Short problem :: Going through the material below, please gather all lines with the word "System" in them.

Data records ::
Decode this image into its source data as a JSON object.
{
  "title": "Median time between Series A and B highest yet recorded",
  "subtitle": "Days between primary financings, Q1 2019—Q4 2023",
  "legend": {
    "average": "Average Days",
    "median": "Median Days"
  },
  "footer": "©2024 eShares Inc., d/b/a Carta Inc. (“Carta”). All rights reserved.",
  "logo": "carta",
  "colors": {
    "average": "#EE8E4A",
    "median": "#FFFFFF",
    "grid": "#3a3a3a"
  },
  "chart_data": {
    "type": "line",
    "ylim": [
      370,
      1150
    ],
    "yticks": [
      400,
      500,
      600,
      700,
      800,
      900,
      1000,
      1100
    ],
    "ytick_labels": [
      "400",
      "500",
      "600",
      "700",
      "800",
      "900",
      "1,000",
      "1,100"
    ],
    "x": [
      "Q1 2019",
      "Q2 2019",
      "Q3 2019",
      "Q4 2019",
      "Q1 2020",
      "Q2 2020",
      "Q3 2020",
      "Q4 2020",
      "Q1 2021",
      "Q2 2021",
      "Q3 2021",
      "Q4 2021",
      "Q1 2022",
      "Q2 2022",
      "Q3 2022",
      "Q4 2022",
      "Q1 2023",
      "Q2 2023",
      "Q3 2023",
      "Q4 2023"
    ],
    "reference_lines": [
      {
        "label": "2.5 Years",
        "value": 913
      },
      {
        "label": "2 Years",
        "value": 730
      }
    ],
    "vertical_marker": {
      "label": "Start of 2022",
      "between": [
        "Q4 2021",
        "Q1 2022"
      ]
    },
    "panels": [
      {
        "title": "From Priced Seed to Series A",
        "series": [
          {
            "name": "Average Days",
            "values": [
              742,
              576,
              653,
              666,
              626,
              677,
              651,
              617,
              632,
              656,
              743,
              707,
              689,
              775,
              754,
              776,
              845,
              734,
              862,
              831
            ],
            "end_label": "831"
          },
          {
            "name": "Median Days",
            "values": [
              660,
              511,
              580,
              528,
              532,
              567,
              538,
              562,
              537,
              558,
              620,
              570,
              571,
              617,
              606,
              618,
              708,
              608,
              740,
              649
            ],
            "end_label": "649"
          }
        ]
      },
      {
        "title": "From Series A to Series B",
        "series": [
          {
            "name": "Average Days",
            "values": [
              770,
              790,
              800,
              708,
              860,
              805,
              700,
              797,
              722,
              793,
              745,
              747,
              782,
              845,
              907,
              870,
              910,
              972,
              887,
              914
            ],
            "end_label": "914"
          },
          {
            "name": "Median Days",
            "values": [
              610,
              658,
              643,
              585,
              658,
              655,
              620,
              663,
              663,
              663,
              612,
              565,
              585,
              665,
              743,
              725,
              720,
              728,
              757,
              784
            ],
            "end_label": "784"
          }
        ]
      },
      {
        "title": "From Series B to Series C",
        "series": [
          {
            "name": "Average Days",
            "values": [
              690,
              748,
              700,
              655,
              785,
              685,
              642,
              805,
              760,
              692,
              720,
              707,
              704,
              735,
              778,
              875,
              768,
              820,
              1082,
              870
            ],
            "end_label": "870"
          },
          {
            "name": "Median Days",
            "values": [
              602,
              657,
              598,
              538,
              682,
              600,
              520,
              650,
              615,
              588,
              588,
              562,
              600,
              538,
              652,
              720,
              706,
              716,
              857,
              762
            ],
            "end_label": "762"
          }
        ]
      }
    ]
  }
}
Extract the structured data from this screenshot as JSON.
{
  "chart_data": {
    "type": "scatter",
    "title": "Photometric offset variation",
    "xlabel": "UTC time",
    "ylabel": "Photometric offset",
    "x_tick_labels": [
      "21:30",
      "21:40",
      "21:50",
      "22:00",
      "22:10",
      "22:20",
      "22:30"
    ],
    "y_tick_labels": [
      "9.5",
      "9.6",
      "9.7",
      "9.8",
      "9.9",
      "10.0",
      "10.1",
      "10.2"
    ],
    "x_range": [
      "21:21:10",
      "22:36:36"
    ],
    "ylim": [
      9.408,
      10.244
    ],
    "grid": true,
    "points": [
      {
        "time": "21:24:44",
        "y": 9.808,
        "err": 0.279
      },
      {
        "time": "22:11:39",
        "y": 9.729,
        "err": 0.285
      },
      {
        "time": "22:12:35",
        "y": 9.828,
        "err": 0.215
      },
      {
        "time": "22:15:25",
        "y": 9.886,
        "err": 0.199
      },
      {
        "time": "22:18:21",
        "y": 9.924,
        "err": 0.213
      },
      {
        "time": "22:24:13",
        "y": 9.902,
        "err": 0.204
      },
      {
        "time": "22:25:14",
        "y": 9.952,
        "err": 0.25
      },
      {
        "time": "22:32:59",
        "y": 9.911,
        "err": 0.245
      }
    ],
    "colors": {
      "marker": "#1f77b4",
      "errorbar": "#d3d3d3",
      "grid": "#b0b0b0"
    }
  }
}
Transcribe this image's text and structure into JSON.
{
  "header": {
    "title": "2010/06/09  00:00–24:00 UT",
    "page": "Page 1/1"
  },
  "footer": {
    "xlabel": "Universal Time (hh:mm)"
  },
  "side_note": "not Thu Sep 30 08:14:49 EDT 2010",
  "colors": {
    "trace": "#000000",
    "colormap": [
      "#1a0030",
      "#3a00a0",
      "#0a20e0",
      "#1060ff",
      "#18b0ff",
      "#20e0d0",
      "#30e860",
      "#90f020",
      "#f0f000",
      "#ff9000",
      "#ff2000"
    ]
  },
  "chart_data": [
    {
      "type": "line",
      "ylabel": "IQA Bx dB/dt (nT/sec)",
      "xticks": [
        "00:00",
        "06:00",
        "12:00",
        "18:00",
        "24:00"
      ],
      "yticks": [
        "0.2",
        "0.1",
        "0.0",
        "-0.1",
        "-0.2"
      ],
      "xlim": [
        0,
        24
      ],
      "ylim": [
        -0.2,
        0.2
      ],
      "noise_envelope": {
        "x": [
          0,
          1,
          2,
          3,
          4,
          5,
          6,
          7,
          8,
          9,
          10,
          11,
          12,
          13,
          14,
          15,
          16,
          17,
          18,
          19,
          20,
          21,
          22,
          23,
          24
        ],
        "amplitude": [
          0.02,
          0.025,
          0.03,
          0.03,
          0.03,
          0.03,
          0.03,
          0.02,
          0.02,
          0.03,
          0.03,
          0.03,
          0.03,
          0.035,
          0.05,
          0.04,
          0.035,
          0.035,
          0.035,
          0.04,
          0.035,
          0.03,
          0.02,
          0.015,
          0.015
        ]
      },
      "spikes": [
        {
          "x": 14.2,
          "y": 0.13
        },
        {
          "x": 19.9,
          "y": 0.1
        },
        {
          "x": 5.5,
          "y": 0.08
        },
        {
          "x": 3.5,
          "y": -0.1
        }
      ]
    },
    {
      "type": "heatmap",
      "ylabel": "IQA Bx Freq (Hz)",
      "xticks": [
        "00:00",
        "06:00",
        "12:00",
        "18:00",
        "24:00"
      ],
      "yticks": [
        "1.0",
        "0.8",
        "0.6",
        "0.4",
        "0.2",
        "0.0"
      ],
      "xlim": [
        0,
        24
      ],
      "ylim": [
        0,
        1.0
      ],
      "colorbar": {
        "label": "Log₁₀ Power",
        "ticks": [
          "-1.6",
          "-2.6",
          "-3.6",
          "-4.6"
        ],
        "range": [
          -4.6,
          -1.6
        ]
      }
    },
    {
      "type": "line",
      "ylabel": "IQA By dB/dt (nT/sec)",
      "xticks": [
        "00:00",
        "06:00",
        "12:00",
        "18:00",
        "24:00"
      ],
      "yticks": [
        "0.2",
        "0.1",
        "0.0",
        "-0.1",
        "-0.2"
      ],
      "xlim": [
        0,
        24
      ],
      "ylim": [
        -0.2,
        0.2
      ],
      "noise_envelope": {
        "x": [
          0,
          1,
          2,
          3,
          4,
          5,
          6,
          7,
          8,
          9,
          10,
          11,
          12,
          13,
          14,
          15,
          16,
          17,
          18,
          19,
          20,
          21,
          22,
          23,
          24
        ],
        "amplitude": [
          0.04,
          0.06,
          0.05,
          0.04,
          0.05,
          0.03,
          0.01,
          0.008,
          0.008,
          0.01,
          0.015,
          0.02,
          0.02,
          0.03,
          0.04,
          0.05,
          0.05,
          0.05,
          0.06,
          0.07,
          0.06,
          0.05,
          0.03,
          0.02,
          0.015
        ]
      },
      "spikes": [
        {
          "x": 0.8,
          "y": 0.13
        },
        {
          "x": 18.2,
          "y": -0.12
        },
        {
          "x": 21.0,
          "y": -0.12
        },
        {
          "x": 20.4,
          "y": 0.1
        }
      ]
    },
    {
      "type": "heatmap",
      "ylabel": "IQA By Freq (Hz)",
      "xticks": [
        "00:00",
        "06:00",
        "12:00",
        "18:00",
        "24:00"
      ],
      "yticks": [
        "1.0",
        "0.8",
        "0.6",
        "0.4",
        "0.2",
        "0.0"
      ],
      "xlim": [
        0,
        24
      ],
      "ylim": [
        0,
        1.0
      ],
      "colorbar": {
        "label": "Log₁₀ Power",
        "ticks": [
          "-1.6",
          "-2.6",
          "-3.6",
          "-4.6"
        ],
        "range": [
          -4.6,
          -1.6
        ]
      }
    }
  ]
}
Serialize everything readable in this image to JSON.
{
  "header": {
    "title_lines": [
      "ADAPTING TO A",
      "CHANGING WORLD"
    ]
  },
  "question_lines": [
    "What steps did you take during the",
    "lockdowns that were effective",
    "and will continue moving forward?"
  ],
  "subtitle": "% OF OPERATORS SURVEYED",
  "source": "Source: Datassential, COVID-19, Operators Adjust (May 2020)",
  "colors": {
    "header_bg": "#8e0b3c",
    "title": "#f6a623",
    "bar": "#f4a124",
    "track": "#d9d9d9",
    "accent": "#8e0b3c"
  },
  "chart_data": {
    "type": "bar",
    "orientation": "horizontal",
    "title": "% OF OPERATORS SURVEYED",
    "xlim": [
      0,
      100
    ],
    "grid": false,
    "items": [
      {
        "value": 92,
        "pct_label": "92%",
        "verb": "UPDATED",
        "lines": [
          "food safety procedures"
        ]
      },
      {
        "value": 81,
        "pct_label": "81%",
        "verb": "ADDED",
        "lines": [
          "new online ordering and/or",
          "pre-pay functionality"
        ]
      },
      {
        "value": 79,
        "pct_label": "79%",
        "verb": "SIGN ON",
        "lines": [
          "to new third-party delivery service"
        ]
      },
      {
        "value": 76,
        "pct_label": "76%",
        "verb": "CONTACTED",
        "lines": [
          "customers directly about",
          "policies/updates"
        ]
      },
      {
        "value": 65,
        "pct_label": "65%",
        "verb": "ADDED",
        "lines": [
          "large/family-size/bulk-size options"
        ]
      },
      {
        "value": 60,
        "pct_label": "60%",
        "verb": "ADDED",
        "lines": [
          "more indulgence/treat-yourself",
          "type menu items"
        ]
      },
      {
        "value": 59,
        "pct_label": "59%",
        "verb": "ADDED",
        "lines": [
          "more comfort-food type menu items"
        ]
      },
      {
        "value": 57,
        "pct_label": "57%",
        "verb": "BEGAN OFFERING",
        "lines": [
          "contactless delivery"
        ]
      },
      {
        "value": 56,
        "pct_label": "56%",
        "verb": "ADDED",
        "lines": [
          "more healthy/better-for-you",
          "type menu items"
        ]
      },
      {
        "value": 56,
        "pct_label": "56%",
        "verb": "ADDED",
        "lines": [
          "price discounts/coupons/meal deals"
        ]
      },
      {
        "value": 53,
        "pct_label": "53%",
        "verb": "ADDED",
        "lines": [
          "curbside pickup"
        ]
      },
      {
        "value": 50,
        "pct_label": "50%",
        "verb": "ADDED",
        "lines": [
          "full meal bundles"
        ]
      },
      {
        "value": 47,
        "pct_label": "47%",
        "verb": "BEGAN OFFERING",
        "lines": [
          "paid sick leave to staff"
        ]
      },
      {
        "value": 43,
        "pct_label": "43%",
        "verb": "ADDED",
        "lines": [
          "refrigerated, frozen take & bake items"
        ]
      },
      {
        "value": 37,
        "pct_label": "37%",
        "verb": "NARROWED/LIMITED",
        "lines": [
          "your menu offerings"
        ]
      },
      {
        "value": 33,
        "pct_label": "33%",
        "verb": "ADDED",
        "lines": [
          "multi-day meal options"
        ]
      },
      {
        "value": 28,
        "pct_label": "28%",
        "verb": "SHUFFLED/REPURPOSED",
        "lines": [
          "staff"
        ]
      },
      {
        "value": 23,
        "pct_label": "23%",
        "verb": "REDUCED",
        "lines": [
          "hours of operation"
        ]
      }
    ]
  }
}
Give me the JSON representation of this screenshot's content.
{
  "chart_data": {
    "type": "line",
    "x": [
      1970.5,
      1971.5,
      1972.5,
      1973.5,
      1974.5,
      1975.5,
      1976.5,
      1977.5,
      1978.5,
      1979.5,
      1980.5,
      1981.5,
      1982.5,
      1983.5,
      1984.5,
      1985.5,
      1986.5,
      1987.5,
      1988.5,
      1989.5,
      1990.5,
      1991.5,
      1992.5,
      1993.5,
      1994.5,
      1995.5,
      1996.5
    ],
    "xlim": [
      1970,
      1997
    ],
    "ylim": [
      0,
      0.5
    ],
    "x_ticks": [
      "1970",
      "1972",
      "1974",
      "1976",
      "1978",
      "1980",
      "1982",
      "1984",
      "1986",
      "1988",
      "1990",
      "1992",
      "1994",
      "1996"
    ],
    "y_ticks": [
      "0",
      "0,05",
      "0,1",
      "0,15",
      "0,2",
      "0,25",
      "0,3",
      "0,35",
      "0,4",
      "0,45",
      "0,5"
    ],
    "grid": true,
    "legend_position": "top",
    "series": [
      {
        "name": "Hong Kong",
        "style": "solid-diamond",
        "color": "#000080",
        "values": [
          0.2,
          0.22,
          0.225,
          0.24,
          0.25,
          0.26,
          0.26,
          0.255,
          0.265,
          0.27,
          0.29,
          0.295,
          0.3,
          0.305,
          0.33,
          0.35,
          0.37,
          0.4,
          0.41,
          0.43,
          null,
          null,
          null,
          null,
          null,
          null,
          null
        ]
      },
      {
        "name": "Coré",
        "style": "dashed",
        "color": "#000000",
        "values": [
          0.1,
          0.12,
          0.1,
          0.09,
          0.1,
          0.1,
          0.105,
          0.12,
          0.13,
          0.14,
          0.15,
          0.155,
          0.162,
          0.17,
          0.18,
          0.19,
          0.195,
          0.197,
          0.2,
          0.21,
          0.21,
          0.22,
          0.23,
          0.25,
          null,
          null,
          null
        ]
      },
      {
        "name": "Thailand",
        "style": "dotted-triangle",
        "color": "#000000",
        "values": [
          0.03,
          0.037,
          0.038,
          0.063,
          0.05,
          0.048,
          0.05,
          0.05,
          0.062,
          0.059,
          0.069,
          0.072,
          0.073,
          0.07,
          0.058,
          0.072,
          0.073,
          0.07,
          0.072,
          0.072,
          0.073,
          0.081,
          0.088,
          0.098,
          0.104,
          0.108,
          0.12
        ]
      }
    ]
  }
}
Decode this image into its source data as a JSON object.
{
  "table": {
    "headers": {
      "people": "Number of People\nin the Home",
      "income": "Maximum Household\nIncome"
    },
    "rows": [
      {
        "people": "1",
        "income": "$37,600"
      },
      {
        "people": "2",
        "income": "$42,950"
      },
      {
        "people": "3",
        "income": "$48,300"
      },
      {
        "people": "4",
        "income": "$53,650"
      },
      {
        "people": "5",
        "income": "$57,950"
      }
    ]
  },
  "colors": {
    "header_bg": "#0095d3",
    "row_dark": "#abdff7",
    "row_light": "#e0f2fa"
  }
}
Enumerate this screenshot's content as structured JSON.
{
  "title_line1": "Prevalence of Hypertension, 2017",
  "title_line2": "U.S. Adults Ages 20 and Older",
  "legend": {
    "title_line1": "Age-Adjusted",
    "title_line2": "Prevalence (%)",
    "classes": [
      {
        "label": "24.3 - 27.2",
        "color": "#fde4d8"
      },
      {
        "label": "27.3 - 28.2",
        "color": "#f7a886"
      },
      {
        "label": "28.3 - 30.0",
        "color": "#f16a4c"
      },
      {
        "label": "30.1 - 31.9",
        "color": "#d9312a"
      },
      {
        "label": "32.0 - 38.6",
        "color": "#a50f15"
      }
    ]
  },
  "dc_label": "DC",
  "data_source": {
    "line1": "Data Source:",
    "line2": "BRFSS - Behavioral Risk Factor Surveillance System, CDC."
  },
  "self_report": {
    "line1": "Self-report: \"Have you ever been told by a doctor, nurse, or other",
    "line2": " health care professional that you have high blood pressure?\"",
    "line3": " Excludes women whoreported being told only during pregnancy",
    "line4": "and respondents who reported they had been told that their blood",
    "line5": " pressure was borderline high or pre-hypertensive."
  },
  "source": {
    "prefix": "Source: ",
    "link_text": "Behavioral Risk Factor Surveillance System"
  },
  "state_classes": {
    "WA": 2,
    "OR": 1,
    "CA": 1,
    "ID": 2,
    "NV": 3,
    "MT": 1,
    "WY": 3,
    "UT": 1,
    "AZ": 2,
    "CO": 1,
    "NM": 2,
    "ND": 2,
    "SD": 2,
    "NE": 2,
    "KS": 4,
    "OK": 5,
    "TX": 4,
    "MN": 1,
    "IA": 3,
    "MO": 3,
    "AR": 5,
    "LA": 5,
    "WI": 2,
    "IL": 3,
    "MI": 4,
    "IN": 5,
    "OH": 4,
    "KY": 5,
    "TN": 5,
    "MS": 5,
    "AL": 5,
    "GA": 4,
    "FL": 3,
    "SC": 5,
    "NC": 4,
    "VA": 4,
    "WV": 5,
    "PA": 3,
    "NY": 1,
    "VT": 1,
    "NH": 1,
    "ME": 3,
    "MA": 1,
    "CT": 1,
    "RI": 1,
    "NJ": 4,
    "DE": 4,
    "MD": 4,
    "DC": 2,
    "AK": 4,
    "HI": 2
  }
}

Exercise result ::
    "line2": "BRFSS - Behavioral Risk Factor Surveillance System, CDC."
    "link_text": "Behavioral Risk Factor Surveillance System"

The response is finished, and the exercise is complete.